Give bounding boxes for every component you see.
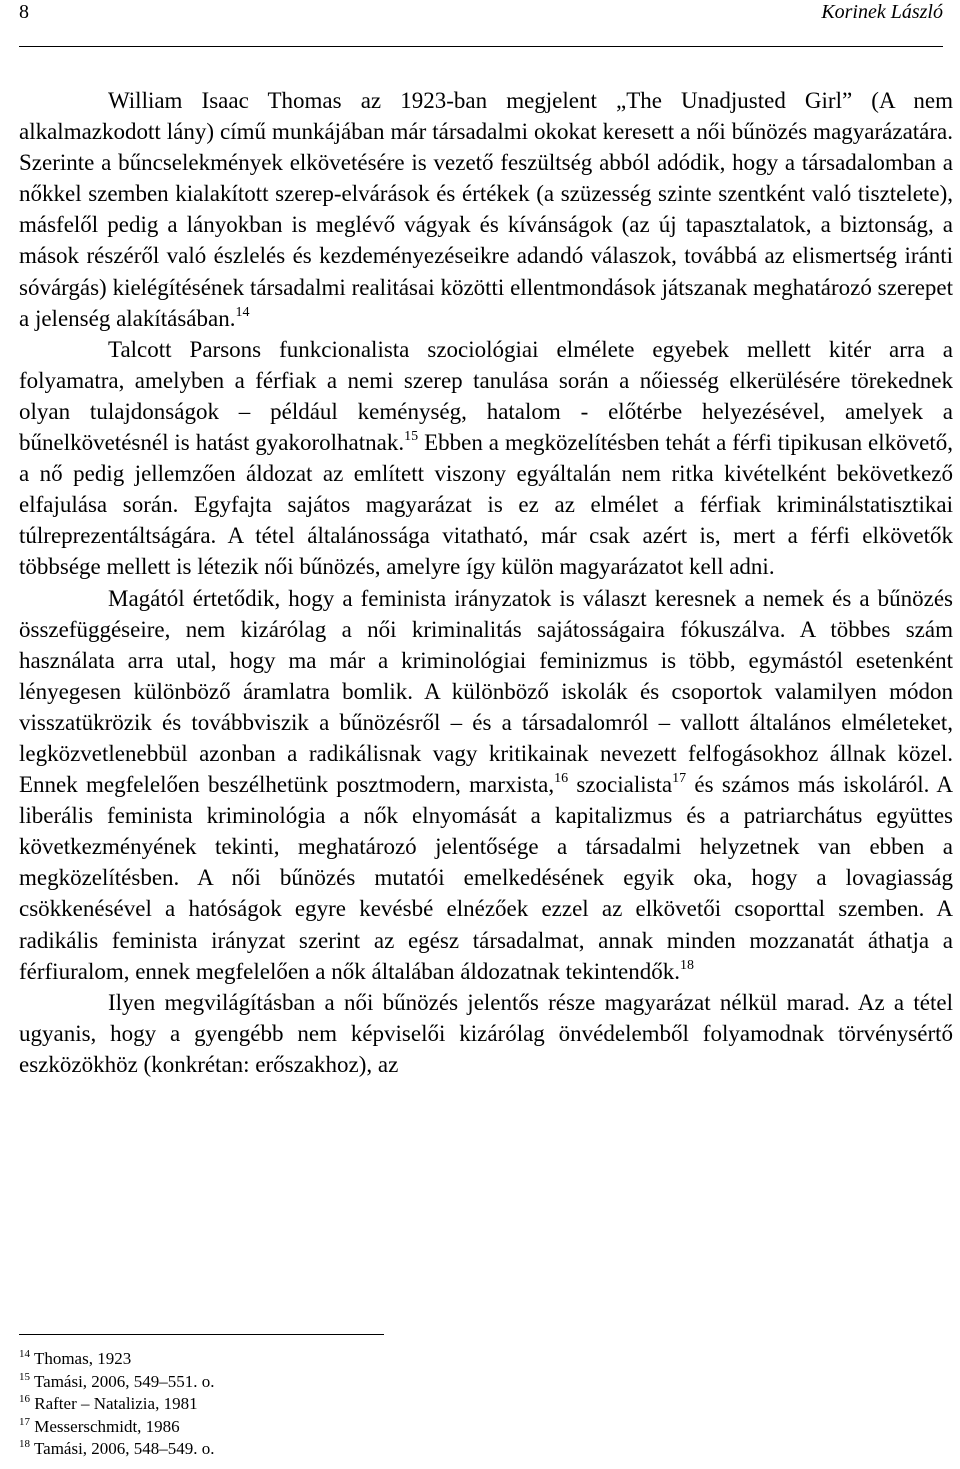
- paragraph-3: [19, 583, 953, 987]
- paragraph-1: [19, 85, 953, 334]
- footnote-text: Messerschmidt, 1986: [34, 1416, 180, 1436]
- footnote-16: [19, 1393, 919, 1416]
- text-run: és számos más iskoláról. A liberális feminista kriminológia a nők elnyomását a kapitalizmus és a patriarchátus együttes következményének tekinti, meghatározó jelentősége a társadalmi helyzetnek van ebben a megközelítésben. A női bűnözés mutatói emelkedésének egyik oka, hogy a lovagiasság csökkenésével a hatóságok egyre kevésbé elnézőek ezzel az elkövetői csoporttal szemben. A radikális feminista irányzat szerint az egész társadalmat, annak minden mozzanatát áthatja a férfiuralom, ennek megfelelően a nők általában áldozatnak tekintendők.: [19, 772, 954, 984]
- header-rule: [19, 46, 943, 47]
- paragraph-4: [19, 987, 953, 1080]
- footnote-rule: [19, 1334, 384, 1335]
- footnote-15: [19, 1371, 919, 1394]
- footnote-number: 14: [19, 1348, 30, 1360]
- footnote-text: Tamási, 2006, 548–549. o.: [33, 1439, 215, 1459]
- footnote-ref[interactable]: 14: [235, 304, 250, 320]
- body-text: [19, 85, 953, 1080]
- footnote-17: [19, 1416, 919, 1439]
- text-run: Talcott Parsons funkcionalista szociológiai elmélete egyebek mellett kitér arra a folyamatra, amelyben a férfiak a nemi szerep tanulása során a nőiesség elkerülésére törekednek olyan tulajdonságok – például keménység, hatalom - előtérbe helyezésével, amelyek a bűnelkövetésnél is hatást gyakorolhatnak.: [19, 336, 953, 456]
- footnote-14: [19, 1348, 919, 1371]
- text-run: William Isaac Thomas az 1923-ban megjelent „The Unadjusted Girl” (A nem alkalmazkodott lány) című munkájában már társadalmi okokat keresett a női bűnözés magyarázatára. Szerinte a bűncselekmények elkövetésére is vezető feszültség abból adódik, hogy a társadalomban a nőkkel szemben kialakított szerep-elvárások és értékek (a szüzesség szinte szentként való tisztelete), másfelől pedig a lányokban is meglévő vágyak és kívánságok (az új tapasztalatok, a biztonság, a mások részéről való észlelés és kezdeményezéseikre adandó válaszok, továbbá az elismertség iránti sóvárgás) kielégítésének társadalmi realitásai közötti ellentmondások játszanak meghatározó szerepet a jelenség alakításában.: [19, 88, 953, 331]
- text-run: Magától értetődik, hogy a feminista irányzatok is választ keresnek a nemek és a bűnözés összefüggéseire, nem kizárólag a női kriminalitás sajátosságaira fókuszálva. A többes szám használata arra utal, hogy ma már a kriminológiai feminizmus is több, egymástól esetenként lényegesen különböző áramlatra bomlik. A különböző iskolák és csoportok valamilyen módon visszatükrözik és továbbviszik a bűnözésről – és a társadalomról – vallott általános elméleteket, legközvetlenebbül azonban a radikálisnak vagy kritikainak nevezett felfogásokhoz állnak közel. Ennek megfelelően beszélhetünk posztmodern, marxista,: [19, 585, 953, 798]
- footnote-text: Tamási, 2006, 549–551. o.: [33, 1371, 215, 1391]
- footnote-number: 16: [19, 1393, 30, 1406]
- running-head: Korinek László: [821, 1, 943, 23]
- footnote-ref[interactable]: 18: [679, 957, 694, 973]
- text-run: szocialista: [568, 772, 673, 798]
- text-run: Ilyen megvilágításban a női bűnözés jelentős része magyarázat nélkül marad. Az a tétel ugyanis, hogy a gyengébb nem képviselői kizárólag önvédelemből folyamodnak törvénysértő eszközökhöz (konkrétan: erőszakhoz), az: [19, 989, 953, 1077]
- page-number: 8: [19, 1, 29, 23]
- footnote-number: 15: [19, 1370, 30, 1383]
- footnote-18: [19, 1438, 919, 1461]
- footnote-ref[interactable]: 15: [404, 429, 419, 445]
- footnote-ref[interactable]: 16: [554, 771, 569, 787]
- footnote-text: Thomas, 1923: [33, 1349, 132, 1368]
- footnote-ref[interactable]: 17: [672, 771, 687, 787]
- footnote-number: 17: [19, 1415, 30, 1428]
- paragraph-2: [19, 334, 953, 583]
- footnote-number: 18: [19, 1438, 30, 1451]
- text-run: Ebben a megközelítésben tehát a férfi tipikusan elkövető, a nő pedig jellemzően áldozat az említett viszony egyáltalán nem ritka kivételként bekövetkező elfajulása során. Egyfajta sajátos magyarázat is ez az elmélet a férfiak kriminálstatisztikai túlreprezentáltságára. A tétel általánossága vitatható, már csak azért is, mert a férfi elkövetők többsége mellett is létezik női bűnözés, amelyre így külön magyarázatot kell adni.: [19, 430, 954, 580]
- footnote-text: Rafter – Natalizia, 1981: [34, 1394, 198, 1414]
- footnotes: [19, 1348, 919, 1461]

+---+

• REQUEST: Repeat the records above line for line, with no changes, and leave out the pictures.

• TASK RESPONSE:
Give bounding boxes for every component you see.
- paragraph-3: [19, 583, 953, 987]
- paragraph-1: [19, 85, 953, 334]
- footnote-text: Messerschmidt, 1986: [34, 1416, 180, 1436]
- footnote-16: [19, 1393, 919, 1416]
- text-run: és számos más iskoláról. A liberális feminista kriminológia a nők elnyomását a kapitalizmus és a patriarchátus együttes következményének tekinti, meghatározó jelentősége a társadalmi helyzetnek van ebben a megközelítésben. A női bűnözés mutatói emelkedésének egyik oka, hogy a lovagiasság csökkenésével a hatóságok egyre kevésbé elnézőek ezzel az elkövetői csoporttal szemben. A radikális feminista irányzat szerint az egész társadalmat, annak minden mozzanatát áthatja a férfiuralom, ennek megfelelően a nők általában áldozatnak tekintendők.: [19, 772, 954, 984]
- header-rule: [19, 46, 943, 47]
- paragraph-4: [19, 987, 953, 1080]
- footnote-rule: [19, 1334, 384, 1335]
- footnote-15: [19, 1371, 919, 1394]
- footnote-number: 14: [19, 1348, 30, 1360]
- footnote-text: Tamási, 2006, 548–549. o.: [33, 1439, 215, 1459]
- footnote-ref[interactable]: 14: [235, 304, 250, 320]
- body-text: [19, 85, 953, 1080]
- footnote-17: [19, 1416, 919, 1439]
- text-run: Talcott Parsons funkcionalista szociológiai elmélete egyebek mellett kitér arra a folyamatra, amelyben a férfiak a nemi szerep tanulása során a nőiesség elkerülésére törekednek olyan tulajdonságok – például keménység, hatalom - előtérbe helyezésével, amelyek a bűnelkövetésnél is hatást gyakorolhatnak.: [19, 336, 953, 456]
- footnote-14: [19, 1348, 919, 1371]
- text-run: William Isaac Thomas az 1923-ban megjelent „The Unadjusted Girl” (A nem alkalmazkodott lány) című munkájában már társadalmi okokat keresett a női bűnözés magyarázatára. Szerinte a bűncselekmények elkövetésére is vezető feszültség abból adódik, hogy a társadalomban a nőkkel szemben kialakított szerep-elvárások és értékek (a szüzesség szinte szentként való tisztelete), másfelől pedig a lányokban is meglévő vágyak és kívánságok (az új tapasztalatok, a biztonság, a mások részéről való észlelés és kezdeményezéseikre adandó válaszok, továbbá az elismertség iránti sóvárgás) kielégítésének társadalmi realitásai közötti ellentmondások játszanak meghatározó szerepet a jelenség alakításában.: [19, 88, 953, 331]
- text-run: Magától értetődik, hogy a feminista irányzatok is választ keresnek a nemek és a bűnözés összefüggéseire, nem kizárólag a női kriminalitás sajátosságaira fókuszálva. A többes szám használata arra utal, hogy ma már a kriminológiai feminizmus is több, egymástól esetenként lényegesen különböző áramlatra bomlik. A különböző iskolák és csoportok valamilyen módon visszatükrözik és továbbviszik a bűnözésről – és a társadalomról – vallott általános elméleteket, legközvetlenebbül azonban a radikálisnak vagy kritikainak nevezett felfogásokhoz állnak közel. Ennek megfelelően beszélhetünk posztmodern, marxista,: [19, 585, 953, 798]
- footnote-text: Tamási, 2006, 549–551. o.: [33, 1371, 215, 1391]
- footnote-number: 16: [19, 1393, 30, 1406]
- running-head: Korinek László: [821, 1, 943, 23]
- footnote-ref[interactable]: 18: [679, 957, 694, 973]
- text-run: szocialista: [568, 772, 673, 798]
- text-run: Ilyen megvilágításban a női bűnözés jelentős része magyarázat nélkül marad. Az a tétel ugyanis, hogy a gyengébb nem képviselői kizárólag önvédelemből folyamodnak törvénysértő eszközökhöz (konkrétan: erőszakhoz), az: [19, 989, 953, 1077]
- page-number: 8: [19, 1, 29, 23]
- footnote-number: 15: [19, 1370, 30, 1383]
- footnote-18: [19, 1438, 919, 1461]
- footnote-ref[interactable]: 15: [404, 429, 419, 445]
- footnote-ref[interactable]: 16: [554, 771, 569, 787]
- footnote-text: Thomas, 1923: [33, 1349, 132, 1368]
- footnote-ref[interactable]: 17: [672, 771, 687, 787]
- footnote-number: 17: [19, 1415, 30, 1428]
- paragraph-2: [19, 334, 953, 583]
- footnote-number: 18: [19, 1438, 30, 1451]
- text-run: Ebben a megközelítésben tehát a férfi tipikusan elkövető, a nő pedig jellemzően áldozat az említett viszony egyáltalán nem ritka kivételként bekövetkező elfajulása során. Egyfajta sajátos magyarázat is ez az elmélet a férfiak kriminálstatisztikai túlreprezentáltságára. A tétel általánossága vitatható, már csak azért is, mert a férfi elkövetők többsége mellett is létezik női bűnözés, amelyre így külön magyarázatot kell adni.: [19, 430, 954, 580]
- footnote-text: Rafter – Natalizia, 1981: [34, 1394, 198, 1414]
- footnotes: [19, 1348, 919, 1461]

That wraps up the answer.